## Given request
Copy the records below exactly as they are written.

## Figure content listings

=-=-=

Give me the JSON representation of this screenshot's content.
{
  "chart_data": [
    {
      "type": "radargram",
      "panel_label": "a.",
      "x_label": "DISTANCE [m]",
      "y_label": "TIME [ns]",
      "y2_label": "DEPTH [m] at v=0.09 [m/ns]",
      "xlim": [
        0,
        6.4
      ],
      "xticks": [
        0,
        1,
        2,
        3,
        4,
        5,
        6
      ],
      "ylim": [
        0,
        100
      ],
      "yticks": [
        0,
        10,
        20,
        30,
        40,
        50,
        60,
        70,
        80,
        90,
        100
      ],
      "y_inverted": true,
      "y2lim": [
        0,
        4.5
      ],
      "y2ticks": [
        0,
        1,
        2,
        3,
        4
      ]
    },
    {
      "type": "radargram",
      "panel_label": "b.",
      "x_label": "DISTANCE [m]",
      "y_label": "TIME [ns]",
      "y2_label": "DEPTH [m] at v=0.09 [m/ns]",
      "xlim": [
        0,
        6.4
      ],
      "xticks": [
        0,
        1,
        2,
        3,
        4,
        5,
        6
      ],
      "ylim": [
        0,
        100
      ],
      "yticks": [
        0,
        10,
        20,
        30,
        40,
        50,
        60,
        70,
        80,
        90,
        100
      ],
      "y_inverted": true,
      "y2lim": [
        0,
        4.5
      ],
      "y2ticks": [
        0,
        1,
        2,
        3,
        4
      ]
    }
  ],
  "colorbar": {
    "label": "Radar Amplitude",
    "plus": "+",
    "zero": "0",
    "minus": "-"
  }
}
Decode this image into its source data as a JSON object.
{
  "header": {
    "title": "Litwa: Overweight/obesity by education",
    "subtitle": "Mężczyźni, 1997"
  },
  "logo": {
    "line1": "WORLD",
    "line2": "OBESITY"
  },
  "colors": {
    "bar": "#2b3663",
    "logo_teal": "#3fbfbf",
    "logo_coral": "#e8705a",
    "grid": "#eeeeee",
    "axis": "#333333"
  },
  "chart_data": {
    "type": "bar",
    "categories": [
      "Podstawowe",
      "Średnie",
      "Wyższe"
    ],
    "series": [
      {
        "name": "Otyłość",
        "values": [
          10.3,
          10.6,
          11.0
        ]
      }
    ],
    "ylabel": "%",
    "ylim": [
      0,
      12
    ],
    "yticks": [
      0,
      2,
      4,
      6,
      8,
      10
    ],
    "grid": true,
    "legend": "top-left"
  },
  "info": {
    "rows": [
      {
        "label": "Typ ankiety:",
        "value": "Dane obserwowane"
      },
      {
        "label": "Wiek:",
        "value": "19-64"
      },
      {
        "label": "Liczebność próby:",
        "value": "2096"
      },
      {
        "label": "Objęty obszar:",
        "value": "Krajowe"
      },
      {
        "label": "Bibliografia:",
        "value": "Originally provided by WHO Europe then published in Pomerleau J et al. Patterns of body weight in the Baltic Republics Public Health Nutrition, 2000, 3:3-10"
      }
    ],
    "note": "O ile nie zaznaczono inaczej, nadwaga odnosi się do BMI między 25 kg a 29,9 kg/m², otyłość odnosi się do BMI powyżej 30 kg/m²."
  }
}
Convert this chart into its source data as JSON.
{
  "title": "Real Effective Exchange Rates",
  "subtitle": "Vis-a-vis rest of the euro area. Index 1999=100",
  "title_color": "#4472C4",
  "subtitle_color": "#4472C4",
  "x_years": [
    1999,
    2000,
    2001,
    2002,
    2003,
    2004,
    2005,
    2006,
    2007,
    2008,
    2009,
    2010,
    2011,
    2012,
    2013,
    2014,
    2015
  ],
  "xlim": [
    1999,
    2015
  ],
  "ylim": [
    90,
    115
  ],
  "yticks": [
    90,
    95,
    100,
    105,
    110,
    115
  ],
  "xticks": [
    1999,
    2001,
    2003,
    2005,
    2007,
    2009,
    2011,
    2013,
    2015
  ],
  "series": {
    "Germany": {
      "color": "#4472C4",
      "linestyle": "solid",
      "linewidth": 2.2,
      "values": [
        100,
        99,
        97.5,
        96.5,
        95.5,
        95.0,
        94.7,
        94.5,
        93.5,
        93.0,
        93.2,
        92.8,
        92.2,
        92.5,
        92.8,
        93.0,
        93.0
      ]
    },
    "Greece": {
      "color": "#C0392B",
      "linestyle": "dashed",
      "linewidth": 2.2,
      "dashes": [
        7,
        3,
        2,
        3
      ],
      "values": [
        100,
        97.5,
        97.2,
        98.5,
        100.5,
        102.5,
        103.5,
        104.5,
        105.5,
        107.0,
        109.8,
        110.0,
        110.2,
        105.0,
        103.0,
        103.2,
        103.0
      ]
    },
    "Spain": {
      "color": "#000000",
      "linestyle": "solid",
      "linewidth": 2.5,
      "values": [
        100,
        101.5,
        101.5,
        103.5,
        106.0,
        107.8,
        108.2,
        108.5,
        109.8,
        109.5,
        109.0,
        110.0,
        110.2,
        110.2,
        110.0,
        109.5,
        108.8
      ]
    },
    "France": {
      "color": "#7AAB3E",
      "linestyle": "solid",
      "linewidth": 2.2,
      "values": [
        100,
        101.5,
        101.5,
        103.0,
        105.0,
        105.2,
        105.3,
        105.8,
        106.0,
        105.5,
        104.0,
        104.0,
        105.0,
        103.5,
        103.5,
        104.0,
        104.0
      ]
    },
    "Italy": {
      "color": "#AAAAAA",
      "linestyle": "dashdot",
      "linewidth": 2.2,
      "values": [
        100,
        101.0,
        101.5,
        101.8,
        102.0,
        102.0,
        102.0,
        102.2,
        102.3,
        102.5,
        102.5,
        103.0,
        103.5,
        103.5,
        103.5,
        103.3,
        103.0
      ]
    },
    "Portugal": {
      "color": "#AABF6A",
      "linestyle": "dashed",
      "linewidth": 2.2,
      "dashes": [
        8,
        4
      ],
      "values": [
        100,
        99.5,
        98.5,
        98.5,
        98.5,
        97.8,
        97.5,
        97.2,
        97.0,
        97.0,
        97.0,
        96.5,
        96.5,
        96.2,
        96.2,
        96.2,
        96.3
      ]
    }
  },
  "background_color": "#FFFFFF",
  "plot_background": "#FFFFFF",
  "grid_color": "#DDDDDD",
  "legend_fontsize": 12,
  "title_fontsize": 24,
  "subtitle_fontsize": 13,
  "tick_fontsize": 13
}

=-=-=

## Solved problem
Give me the JSON representation of this screenshot's content.
{
  "chart_data": [
    {
      "type": "radargram",
      "panel_label": "a.",
      "x_label": "DISTANCE [m]",
      "y_label": "TIME [ns]",
      "y2_label": "DEPTH [m] at v=0.09 [m/ns]",
      "xlim": [
        0,
        6.4
      ],
      "xticks": [
        0,
        1,
        2,
        3,
        4,
        5,
        6
      ],
      "ylim": [
        0,
        100
      ],
      "yticks": [
        0,
        10,
        20,
        30,
        40,
        50,
        60,
        70,
        80,
        90,
        100
      ],
      "y_inverted": true,
      "y2lim": [
        0,
        4.5
      ],
      "y2ticks": [
        0,
        1,
        2,
        3,
        4
      ]
    },
    {
      "type": "radargram",
      "panel_label": "b.",
      "x_label": "DISTANCE [m]",
      "y_label": "TIME [ns]",
      "y2_label": "DEPTH [m] at v=0.09 [m/ns]",
      "xlim": [
        0,
        6.4
      ],
      "xticks": [
        0,
        1,
        2,
        3,
        4,
        5,
        6
      ],
      "ylim": [
        0,
        100
      ],
      "yticks": [
        0,
        10,
        20,
        30,
        40,
        50,
        60,
        70,
        80,
        90,
        100
      ],
      "y_inverted": true,
      "y2lim": [
        0,
        4.5
      ],
      "y2ticks": [
        0,
        1,
        2,
        3,
        4
      ]
    }
  ],
  "colorbar": {
    "label": "Radar Amplitude",
    "plus": "+",
    "zero": "0",
    "minus": "-"
  }
}
Decode this image into its source data as a JSON object.
{
  "header": {
    "title": "Litwa: Overweight/obesity by education",
    "subtitle": "Mężczyźni, 1997"
  },
  "logo": {
    "line1": "WORLD",
    "line2": "OBESITY"
  },
  "colors": {
    "bar": "#2b3663",
    "logo_teal": "#3fbfbf",
    "logo_coral": "#e8705a",
    "grid": "#eeeeee",
    "axis": "#333333"
  },
  "chart_data": {
    "type": "bar",
    "categories": [
      "Podstawowe",
      "Średnie",
      "Wyższe"
    ],
    "series": [
      {
        "name": "Otyłość",
        "values": [
          10.3,
          10.6,
          11.0
        ]
      }
    ],
    "ylabel": "%",
    "ylim": [
      0,
      12
    ],
    "yticks": [
      0,
      2,
      4,
      6,
      8,
      10
    ],
    "grid": true,
    "legend": "top-left"
  },
  "info": {
    "rows": [
      {
        "label": "Typ ankiety:",
        "value": "Dane obserwowane"
      },
      {
        "label": "Wiek:",
        "value": "19-64"
      },
      {
        "label": "Liczebność próby:",
        "value": "2096"
      },
      {
        "label": "Objęty obszar:",
        "value": "Krajowe"
      },
      {
        "label": "Bibliografia:",
        "value": "Originally provided by WHO Europe then published in Pomerleau J et al. Patterns of body weight in the Baltic Republics Public Health Nutrition, 2000, 3:3-10"
      }
    ],
    "note": "O ile nie zaznaczono inaczej, nadwaga odnosi się do BMI między 25 kg a 29,9 kg/m², otyłość odnosi się do BMI powyżej 30 kg/m²."
  }
}
Convert this chart into its source data as JSON.
{
  "title": "Real Effective Exchange Rates",
  "subtitle": "Vis-a-vis rest of the euro area. Index 1999=100",
  "title_color": "#4472C4",
  "subtitle_color": "#4472C4",
  "x_years": [
    1999,
    2000,
    2001,
    2002,
    2003,
    2004,
    2005,
    2006,
    2007,
    2008,
    2009,
    2010,
    2011,
    2012,
    2013,
    2014,
    2015
  ],
  "xlim": [
    1999,
    2015
  ],
  "ylim": [
    90,
    115
  ],
  "yticks": [
    90,
    95,
    100,
    105,
    110,
    115
  ],
  "xticks": [
    1999,
    2001,
    2003,
    2005,
    2007,
    2009,
    2011,
    2013,
    2015
  ],
  "series": {
    "Germany": {
      "color": "#4472C4",
      "linestyle": "solid",
      "linewidth": 2.2,
      "values": [
        100,
        99,
        97.5,
        96.5,
        95.5,
        95.0,
        94.7,
        94.5,
        93.5,
        93.0,
        93.2,
        92.8,
        92.2,
        92.5,
        92.8,
        93.0,
        93.0
      ]
    },
    "Greece": {
      "color": "#C0392B",
      "linestyle": "dashed",
      "linewidth": 2.2,
      "dashes": [
        7,
        3,
        2,
        3
      ],
      "values": [
        100,
        97.5,
        97.2,
        98.5,
        100.5,
        102.5,
        103.5,
        104.5,
        105.5,
        107.0,
        109.8,
        110.0,
        110.2,
        105.0,
        103.0,
        103.2,
        103.0
      ]
    },
    "Spain": {
      "color": "#000000",
      "linestyle": "solid",
      "linewidth": 2.5,
      "values": [
        100,
        101.5,
        101.5,
        103.5,
        106.0,
        107.8,
        108.2,
        108.5,
        109.8,
        109.5,
        109.0,
        110.0,
        110.2,
        110.2,
        110.0,
        109.5,
        108.8
      ]
    },
    "France": {
      "color": "#7AAB3E",
      "linestyle": "solid",
      "linewidth": 2.2,
      "values": [
        100,
        101.5,
        101.5,
        103.0,
        105.0,
        105.2,
        105.3,
        105.8,
        106.0,
        105.5,
        104.0,
        104.0,
        105.0,
        103.5,
        103.5,
        104.0,
        104.0
      ]
    },
    "Italy": {
      "color": "#AAAAAA",
      "linestyle": "dashdot",
      "linewidth": 2.2,
      "values": [
        100,
        101.0,
        101.5,
        101.8,
        102.0,
        102.0,
        102.0,
        102.2,
        102.3,
        102.5,
        102.5,
        103.0,
        103.5,
        103.5,
        103.5,
        103.3,
        103.0
      ]
    },
    "Portugal": {
      "color": "#AABF6A",
      "linestyle": "dashed",
      "linewidth": 2.2,
      "dashes": [
        8,
        4
      ],
      "values": [
        100,
        99.5,
        98.5,
        98.5,
        98.5,
        97.8,
        97.5,
        97.2,
        97.0,
        97.0,
        97.0,
        96.5,
        96.5,
        96.2,
        96.2,
        96.2,
        96.3
      ]
    }
  },
  "background_color": "#FFFFFF",
  "plot_background": "#FFFFFF",
  "grid_color": "#DDDDDD",
  "legend_fontsize": 12,
  "title_fontsize": 24,
  "subtitle_fontsize": 13,
  "tick_fontsize": 13
}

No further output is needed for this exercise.